_Goal of the exercise_: Put the section of the material that opens with the line containing "ladder node 6 [134,365,139,370]" and closes with the line containing "svg-text:R1: R1 [116,332,131,350]" into a JSON list of strings, one string per line, leaving out blank lines.

(Portion of a data file)
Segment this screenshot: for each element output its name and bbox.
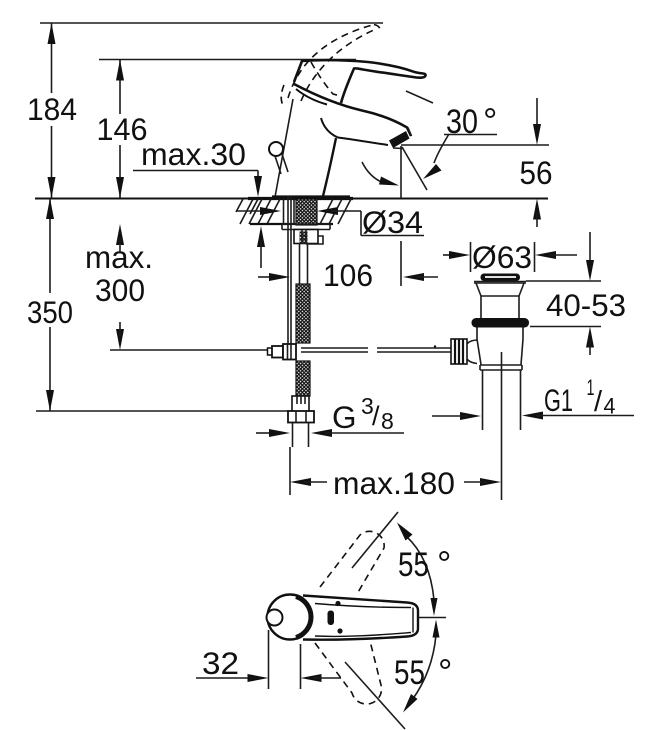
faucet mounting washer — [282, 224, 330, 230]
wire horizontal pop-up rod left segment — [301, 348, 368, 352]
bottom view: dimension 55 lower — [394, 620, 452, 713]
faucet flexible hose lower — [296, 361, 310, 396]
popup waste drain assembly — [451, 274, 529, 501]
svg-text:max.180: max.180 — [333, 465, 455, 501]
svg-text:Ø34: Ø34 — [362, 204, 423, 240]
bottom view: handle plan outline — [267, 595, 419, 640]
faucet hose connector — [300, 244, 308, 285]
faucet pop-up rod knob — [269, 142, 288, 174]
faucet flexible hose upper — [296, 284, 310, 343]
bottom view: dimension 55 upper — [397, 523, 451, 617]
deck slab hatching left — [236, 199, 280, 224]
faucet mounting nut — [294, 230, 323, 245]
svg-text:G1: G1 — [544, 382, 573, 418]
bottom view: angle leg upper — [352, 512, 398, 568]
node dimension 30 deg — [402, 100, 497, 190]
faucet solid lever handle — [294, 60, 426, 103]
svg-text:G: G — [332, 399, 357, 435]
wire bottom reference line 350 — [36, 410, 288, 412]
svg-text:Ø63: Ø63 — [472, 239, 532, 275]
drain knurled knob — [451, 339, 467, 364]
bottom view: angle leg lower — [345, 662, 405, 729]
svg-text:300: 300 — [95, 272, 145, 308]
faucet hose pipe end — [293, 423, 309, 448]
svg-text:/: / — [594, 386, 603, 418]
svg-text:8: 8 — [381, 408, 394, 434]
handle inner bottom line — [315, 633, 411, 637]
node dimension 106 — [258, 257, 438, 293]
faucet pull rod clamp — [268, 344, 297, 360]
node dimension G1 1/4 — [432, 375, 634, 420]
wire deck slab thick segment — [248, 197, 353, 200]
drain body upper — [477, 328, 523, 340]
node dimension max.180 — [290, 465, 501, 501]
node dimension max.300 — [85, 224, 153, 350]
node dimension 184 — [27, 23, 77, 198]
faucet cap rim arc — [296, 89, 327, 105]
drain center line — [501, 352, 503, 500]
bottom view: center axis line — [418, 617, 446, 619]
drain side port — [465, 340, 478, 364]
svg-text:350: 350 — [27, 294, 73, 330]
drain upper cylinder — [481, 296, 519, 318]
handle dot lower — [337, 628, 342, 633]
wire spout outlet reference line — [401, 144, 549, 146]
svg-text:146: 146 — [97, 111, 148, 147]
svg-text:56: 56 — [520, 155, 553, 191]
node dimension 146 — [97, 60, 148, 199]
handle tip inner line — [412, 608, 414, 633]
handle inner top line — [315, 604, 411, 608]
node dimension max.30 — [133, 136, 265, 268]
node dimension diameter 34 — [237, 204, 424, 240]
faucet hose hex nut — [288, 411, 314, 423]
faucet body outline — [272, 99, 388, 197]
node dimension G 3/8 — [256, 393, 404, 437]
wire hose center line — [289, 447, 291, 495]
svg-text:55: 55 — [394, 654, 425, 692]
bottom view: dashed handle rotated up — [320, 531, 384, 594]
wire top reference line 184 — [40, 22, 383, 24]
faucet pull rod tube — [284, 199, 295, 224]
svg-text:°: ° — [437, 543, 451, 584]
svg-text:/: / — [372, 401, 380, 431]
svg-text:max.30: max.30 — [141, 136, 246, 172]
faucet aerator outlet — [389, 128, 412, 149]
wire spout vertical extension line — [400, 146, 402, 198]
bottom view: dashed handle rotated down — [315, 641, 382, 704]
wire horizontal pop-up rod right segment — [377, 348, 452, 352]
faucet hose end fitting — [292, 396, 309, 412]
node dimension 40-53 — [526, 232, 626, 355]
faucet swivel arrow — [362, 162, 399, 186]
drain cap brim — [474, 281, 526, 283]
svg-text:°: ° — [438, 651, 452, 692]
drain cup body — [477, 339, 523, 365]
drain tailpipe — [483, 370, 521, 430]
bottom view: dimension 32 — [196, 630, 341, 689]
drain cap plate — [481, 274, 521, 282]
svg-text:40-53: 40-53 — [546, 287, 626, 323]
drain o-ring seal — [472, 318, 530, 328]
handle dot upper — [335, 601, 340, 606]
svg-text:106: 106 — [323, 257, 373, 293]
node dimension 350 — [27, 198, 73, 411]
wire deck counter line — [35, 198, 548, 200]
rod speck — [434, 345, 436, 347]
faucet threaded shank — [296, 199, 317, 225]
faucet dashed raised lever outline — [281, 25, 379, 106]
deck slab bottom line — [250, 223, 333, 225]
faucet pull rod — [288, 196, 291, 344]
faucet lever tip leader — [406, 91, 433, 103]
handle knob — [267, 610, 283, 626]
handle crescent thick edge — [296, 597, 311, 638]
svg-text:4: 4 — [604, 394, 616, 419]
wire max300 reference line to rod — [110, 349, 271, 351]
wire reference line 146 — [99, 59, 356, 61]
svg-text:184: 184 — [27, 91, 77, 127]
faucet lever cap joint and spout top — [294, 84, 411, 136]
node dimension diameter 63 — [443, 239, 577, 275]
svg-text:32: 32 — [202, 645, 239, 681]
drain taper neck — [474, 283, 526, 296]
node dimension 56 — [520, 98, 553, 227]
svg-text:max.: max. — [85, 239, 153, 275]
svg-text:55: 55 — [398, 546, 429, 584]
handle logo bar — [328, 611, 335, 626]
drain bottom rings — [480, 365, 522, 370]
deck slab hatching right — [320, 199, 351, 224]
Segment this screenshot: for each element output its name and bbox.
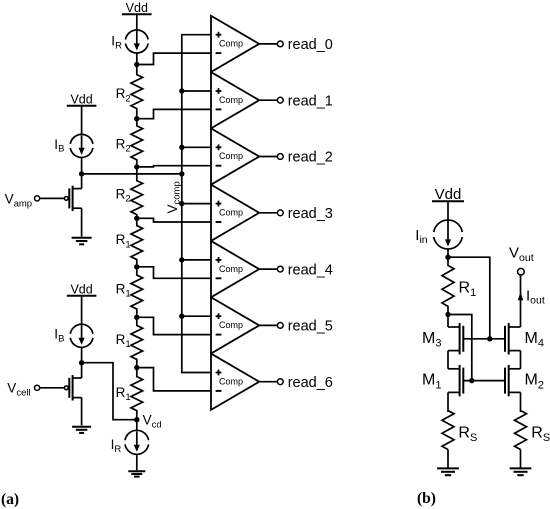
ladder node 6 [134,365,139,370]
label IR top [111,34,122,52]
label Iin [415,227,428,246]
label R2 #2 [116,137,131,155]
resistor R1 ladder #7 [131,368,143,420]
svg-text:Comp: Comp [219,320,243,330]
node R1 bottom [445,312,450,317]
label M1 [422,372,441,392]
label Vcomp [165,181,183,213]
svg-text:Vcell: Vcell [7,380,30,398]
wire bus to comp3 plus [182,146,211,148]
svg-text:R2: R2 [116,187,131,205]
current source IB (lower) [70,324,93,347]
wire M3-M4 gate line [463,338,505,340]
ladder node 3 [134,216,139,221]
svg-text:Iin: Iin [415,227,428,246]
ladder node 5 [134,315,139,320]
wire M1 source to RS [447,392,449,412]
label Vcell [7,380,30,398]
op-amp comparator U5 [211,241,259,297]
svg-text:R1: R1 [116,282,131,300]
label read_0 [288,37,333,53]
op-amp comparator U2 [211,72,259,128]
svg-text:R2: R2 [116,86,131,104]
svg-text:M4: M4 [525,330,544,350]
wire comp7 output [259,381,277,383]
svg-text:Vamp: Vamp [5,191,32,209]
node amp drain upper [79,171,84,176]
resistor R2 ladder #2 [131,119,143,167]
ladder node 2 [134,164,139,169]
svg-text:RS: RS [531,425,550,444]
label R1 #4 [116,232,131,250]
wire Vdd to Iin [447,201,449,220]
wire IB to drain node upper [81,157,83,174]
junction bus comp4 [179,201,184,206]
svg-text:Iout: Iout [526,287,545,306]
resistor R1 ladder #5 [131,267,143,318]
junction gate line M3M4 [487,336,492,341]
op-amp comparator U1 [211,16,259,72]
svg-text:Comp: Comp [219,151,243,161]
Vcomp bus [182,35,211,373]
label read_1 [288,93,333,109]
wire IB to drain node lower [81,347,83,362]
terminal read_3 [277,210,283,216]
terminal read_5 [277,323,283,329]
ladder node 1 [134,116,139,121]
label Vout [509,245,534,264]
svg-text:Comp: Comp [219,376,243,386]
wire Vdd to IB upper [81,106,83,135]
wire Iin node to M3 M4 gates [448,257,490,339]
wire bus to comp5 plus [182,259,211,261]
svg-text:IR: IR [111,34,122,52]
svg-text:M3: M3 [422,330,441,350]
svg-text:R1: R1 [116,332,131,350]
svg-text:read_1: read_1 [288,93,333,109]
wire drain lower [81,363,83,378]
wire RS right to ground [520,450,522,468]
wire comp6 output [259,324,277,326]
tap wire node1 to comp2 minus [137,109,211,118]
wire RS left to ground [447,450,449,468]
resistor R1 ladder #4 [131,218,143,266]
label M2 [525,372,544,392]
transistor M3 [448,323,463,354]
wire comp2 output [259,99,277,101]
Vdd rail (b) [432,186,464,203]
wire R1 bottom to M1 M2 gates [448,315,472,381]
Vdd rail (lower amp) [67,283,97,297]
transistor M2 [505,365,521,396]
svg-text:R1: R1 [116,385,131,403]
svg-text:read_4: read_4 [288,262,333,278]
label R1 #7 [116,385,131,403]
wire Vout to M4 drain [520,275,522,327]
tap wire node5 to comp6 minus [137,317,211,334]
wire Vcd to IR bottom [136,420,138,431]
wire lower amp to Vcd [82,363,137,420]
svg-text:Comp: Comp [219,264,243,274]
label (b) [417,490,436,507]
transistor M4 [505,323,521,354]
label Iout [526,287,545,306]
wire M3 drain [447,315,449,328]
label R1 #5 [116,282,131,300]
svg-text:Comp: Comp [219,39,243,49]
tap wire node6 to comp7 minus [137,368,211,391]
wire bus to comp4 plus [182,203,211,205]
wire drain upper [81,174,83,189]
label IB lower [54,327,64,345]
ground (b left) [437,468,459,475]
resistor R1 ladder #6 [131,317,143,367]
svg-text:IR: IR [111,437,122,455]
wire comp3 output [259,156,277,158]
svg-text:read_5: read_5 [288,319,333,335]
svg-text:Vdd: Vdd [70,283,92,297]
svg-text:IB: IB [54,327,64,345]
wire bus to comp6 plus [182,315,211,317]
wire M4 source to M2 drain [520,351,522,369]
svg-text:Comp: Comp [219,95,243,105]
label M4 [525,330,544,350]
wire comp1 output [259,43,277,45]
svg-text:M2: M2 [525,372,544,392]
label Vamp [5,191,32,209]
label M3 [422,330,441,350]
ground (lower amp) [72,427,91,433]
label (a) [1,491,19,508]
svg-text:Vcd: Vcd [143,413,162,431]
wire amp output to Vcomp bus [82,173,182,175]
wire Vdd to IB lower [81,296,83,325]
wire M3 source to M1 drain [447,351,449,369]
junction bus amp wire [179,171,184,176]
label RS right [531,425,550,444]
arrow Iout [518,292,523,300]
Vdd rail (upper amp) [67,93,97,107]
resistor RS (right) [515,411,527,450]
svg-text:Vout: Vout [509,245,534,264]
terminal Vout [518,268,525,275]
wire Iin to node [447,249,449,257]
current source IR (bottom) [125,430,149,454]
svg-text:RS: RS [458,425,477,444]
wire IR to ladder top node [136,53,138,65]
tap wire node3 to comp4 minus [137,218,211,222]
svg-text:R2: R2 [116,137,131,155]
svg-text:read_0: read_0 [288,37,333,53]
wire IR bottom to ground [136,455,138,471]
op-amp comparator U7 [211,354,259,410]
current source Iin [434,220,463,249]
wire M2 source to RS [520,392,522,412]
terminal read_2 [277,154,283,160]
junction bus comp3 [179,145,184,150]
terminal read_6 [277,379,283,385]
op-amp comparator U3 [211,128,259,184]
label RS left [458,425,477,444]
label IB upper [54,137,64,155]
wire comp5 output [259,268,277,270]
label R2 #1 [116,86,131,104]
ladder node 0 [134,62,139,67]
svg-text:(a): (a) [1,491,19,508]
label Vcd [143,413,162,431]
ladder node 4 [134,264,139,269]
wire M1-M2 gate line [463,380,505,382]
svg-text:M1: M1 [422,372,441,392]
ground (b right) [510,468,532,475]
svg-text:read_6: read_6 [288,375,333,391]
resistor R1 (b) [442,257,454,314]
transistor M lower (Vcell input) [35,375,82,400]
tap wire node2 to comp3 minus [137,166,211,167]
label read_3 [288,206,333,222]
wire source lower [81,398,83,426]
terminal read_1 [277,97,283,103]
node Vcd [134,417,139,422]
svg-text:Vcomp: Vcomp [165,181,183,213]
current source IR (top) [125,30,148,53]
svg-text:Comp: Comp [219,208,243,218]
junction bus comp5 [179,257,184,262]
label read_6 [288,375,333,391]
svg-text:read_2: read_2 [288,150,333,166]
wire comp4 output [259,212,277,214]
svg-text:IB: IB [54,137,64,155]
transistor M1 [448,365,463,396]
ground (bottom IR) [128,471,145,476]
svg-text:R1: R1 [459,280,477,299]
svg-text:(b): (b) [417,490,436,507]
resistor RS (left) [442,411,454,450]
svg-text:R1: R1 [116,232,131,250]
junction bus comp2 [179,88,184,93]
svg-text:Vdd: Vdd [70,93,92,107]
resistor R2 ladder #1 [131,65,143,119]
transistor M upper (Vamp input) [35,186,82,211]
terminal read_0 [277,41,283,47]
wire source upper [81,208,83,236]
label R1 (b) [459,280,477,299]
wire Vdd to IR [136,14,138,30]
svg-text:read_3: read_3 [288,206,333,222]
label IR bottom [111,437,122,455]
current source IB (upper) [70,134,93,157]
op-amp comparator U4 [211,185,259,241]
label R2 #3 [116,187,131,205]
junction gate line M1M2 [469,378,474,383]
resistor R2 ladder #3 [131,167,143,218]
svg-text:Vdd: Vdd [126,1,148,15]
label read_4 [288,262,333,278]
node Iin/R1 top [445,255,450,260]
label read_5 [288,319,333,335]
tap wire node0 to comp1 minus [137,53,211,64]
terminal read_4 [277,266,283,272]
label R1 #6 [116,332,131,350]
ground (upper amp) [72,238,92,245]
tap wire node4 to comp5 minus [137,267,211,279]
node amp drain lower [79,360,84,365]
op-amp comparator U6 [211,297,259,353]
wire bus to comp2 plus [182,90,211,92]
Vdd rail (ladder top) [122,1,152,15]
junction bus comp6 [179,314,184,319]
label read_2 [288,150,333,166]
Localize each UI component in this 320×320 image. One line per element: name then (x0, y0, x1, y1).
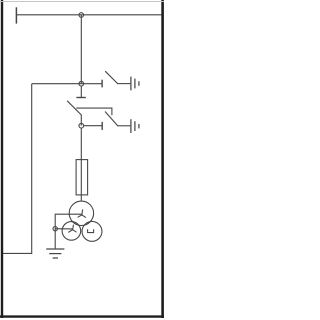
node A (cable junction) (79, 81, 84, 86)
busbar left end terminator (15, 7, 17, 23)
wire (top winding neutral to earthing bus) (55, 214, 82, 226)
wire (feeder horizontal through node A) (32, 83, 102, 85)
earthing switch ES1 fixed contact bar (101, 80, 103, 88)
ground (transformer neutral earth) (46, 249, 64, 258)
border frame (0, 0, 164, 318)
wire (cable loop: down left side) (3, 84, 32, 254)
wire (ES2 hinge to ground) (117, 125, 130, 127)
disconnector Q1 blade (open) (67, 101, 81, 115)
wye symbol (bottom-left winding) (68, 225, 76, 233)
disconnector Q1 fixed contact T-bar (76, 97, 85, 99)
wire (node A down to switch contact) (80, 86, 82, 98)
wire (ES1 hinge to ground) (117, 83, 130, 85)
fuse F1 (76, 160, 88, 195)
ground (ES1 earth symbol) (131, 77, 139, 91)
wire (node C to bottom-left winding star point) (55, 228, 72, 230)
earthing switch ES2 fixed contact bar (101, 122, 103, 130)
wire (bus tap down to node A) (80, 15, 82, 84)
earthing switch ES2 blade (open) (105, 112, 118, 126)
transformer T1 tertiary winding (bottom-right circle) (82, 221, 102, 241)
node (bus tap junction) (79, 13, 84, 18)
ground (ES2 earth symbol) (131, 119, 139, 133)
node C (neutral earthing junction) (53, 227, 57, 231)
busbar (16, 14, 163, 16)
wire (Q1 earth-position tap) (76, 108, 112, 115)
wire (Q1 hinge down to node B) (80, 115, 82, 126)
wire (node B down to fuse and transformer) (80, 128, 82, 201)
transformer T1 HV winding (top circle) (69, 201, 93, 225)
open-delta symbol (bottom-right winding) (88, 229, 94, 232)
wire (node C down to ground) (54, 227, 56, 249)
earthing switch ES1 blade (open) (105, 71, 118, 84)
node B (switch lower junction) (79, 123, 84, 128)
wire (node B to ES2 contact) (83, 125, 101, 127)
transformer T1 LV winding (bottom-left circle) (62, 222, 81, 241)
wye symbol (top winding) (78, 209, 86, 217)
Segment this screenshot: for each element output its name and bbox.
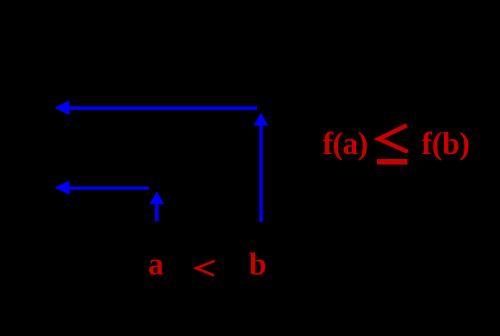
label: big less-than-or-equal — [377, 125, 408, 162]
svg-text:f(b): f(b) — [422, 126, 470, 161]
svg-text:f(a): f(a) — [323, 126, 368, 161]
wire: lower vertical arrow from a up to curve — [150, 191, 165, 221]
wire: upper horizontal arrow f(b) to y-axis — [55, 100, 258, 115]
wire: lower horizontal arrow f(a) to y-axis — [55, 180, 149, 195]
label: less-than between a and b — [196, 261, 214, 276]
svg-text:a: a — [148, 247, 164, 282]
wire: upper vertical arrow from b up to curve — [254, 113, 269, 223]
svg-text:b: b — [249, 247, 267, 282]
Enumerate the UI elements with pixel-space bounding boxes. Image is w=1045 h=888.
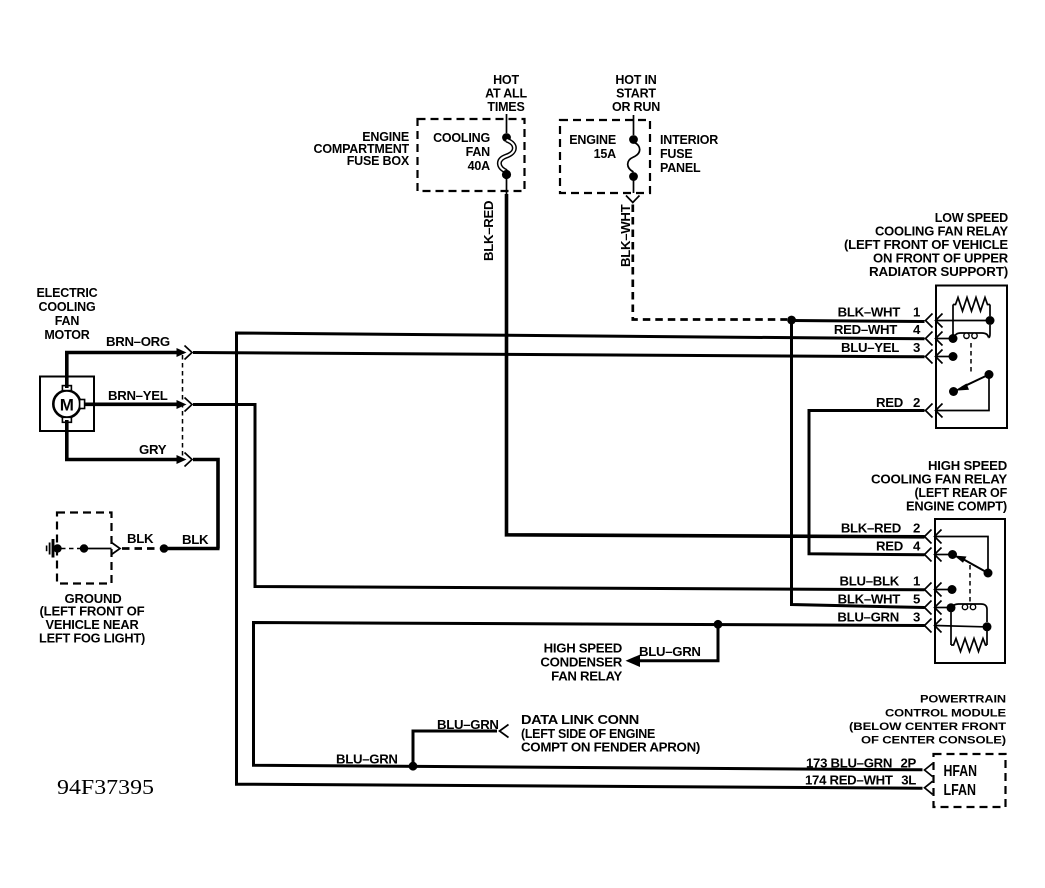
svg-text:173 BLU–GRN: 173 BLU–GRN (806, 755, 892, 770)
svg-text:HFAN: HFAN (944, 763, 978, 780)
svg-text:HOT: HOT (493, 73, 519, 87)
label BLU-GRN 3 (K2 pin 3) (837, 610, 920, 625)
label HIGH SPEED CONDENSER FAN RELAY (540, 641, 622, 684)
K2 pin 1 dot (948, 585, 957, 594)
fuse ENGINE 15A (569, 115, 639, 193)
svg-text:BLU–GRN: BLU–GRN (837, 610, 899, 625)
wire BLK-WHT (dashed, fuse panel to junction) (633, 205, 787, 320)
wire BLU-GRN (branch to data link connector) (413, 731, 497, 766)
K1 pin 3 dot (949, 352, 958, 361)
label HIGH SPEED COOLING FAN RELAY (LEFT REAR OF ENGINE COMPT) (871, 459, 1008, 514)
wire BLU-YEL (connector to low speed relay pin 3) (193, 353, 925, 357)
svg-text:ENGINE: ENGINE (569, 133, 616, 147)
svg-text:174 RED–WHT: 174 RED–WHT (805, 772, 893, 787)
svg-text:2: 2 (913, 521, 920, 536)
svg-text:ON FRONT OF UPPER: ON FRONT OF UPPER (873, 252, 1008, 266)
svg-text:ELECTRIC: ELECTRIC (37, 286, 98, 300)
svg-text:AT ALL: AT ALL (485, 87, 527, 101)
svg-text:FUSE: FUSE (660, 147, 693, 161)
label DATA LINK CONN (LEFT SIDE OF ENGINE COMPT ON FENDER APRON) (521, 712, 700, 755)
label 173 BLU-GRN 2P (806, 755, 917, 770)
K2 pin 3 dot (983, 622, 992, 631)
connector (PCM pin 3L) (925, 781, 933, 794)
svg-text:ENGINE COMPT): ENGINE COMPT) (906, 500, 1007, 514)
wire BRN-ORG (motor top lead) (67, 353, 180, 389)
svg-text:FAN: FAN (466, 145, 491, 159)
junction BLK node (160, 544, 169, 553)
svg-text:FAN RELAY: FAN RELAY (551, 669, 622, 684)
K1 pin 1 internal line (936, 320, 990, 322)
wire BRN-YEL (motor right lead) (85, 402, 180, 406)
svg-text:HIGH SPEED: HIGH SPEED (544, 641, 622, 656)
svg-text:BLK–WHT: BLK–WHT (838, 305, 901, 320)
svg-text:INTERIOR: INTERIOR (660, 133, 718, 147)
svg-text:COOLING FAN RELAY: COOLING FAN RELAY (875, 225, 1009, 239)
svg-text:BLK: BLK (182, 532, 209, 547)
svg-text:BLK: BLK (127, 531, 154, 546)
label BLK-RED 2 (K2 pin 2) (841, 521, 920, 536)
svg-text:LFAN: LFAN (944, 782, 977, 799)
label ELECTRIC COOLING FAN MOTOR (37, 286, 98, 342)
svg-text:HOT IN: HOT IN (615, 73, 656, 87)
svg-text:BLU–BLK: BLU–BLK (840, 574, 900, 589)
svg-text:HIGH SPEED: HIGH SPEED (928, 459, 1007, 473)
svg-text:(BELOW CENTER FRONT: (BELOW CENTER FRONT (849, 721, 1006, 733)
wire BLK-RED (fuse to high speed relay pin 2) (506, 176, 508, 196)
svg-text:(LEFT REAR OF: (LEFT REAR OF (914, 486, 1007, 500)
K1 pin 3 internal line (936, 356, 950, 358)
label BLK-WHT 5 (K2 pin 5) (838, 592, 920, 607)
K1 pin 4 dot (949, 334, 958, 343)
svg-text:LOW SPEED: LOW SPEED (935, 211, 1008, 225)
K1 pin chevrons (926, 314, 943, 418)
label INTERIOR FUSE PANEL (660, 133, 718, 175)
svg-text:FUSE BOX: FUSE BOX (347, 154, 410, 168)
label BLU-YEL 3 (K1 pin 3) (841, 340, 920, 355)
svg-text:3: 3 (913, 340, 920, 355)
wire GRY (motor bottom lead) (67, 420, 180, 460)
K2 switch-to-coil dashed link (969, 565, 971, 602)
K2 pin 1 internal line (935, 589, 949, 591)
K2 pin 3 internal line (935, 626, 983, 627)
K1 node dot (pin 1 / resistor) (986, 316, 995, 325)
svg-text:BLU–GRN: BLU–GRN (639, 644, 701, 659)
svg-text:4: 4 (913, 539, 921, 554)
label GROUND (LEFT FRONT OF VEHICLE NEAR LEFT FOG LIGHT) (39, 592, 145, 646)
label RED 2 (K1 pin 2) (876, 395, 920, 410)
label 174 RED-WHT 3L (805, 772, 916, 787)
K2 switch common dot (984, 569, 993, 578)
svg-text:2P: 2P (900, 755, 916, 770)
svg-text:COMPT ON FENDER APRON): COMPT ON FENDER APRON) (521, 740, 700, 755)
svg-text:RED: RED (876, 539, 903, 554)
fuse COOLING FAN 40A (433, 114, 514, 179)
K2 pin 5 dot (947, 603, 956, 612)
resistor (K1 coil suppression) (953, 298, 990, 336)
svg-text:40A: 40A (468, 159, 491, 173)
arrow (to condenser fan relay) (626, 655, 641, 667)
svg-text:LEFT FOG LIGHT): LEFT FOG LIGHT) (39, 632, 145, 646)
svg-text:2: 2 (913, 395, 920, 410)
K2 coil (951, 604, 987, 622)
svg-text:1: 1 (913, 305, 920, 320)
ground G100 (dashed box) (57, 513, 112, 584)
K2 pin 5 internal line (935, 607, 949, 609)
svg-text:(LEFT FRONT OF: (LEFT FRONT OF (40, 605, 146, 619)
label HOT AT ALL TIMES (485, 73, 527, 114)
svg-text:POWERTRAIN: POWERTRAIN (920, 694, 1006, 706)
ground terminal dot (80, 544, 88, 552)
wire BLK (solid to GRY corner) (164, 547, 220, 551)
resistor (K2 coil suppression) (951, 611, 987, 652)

_Solved exercise_:
[
  "ladder node 6 [134,365,139,370]",
  "label IR top [111,34,122,52]",
  "label Iin [415,227,428,246]",
  "label R2 #2 [116,137,131,155]",
  "resistor R1 ladder #7 [131,368,143,420]",
  "svg-text:Comp: Comp [219,320,243,330]",
  "node R1 bottom [445,312,450,317]",
  "label M1 [422,372,441,392]",
  "label Vcomp [165,181,183,213]",
  "svg-text:Vcell: Vcell [7,380,30,398]",
  "wire bus to comp3 plus [182,146,211,148]",
  "svg-text:R2: R2 [116,187,131,205]",
  "current source IB (lower) [70,324,93,347]",
  "wire M3-M4 gate line [463,338,505,340]",
  "ladder node 3 [134,216,139,221]",
  "svg-text:Iin: Iin [415,227,428,246]",
  "ladder node 5 [134,315,139,320]",
  "wire M1 source to RS [447,392,449,412]",
  "label Vcell [7,380,30,398]",
  "op-amp comparator U5 [211,241,259,297]",
  "svg-text:R1: R1 [116,282,131,300]",
  "label read_0 [288,37,333,53]",
  "op-amp comparator U2 [211,72,259,128]",
  "svg-text:R2: R2 [116,86,131,104]",
  "svg-text:M4: M4 [525,330,544,350]",
  "wire comp7 output [259,381,277,383]",
  "svg-text:Vamp: Vamp [5,191,32,209]",
  "node amp drain upper [79,171,84,176]",
  "resistor R2 ladder #2 [131,119,143,167]",
  "ladder node 2 [134,164,139,169]",
  "svg-text:RS: RS [531,425,550,444]",
  "label R1 #4 [116,232,131,250]",
  "wire Vdd to Iin [447,201,449,220]",
  "wire IB to drain node upper [81,157,83,174]",
  "junction bus comp4 [179,201,184,206]",
  "svg-text:Iout: Iout [526,287,545,306]",
  "resistor R1 ladder #5 [131,267,143,318]",
  "junction gate line M3M4 [487,336,492,341]",
  "op-amp comparator U1 [211,16,259,72]",
  "svg-text:Comp: Comp [219,151,243,161]",
  "Vcomp bus [182,35,211,373]",
  "label read_1 [288,93,333,109]",
  "wire IB to drain node lower [81,347,83,362]",
  "terminal read_3 [277,210,283,216]",
  "terminal read_5 [277,323,283,329]",
  "ladder node 1 [134,116,139,121]",
  "label Vout [509,245,534,264]",
  "svg-text:Comp: Comp [219,376,243,386]",
  "wire Vdd to IB upper [81,106,83,135]",
  "wire Iin node to M3 M4 gates [448,257,490,339]",
  "wire bus to comp5 plus [182,259,211,261]",
  "svg-text:IR: IR [111,34,122,52]",
  "svg-text:M3: M3 [422,330,441,350]",
  "svg-text:R1: R1 [116,332,131,350]"
]